_What you have to do_:
Reproduce the material word for word; the images stay out.

_Information shown_:

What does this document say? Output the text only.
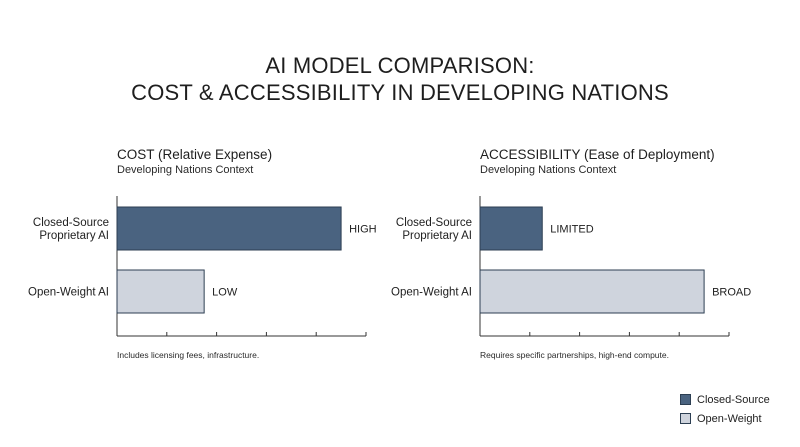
AI MODEL COMPARISON:
COST & ACCESSIBILITY IN DEVELOPING NATIONS
COST (Relative Expense)
Developing Nations Context
Includes licensing fees, infrastructure.
ACCESSIBILITY (Ease of Deployment)
Developing Nations Context
Requires specific partnerships, high-end compute.
HIGH
Closed-Source
Proprietary AI
LOW
Open-Weight AI
LIMITED
Closed-Source
Proprietary AI
BROAD
Open-Weight AI
Closed-Source
Open-Weight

_The answer_:
What does this document say? Output the text only.
AI MODEL COMPARISON:
COST & ACCESSIBILITY IN DEVELOPING NATIONS
COST (Relative Expense)
Developing Nations Context
Includes licensing fees, infrastructure.
ACCESSIBILITY (Ease of Deployment)
Developing Nations Context
Requires specific partnerships, high-end compute.
HIGH
Closed-Source
Proprietary AI
LOW
Open-Weight AI
LIMITED
Closed-Source
Proprietary AI
BROAD
Open-Weight AI
Closed-Source
Open-Weight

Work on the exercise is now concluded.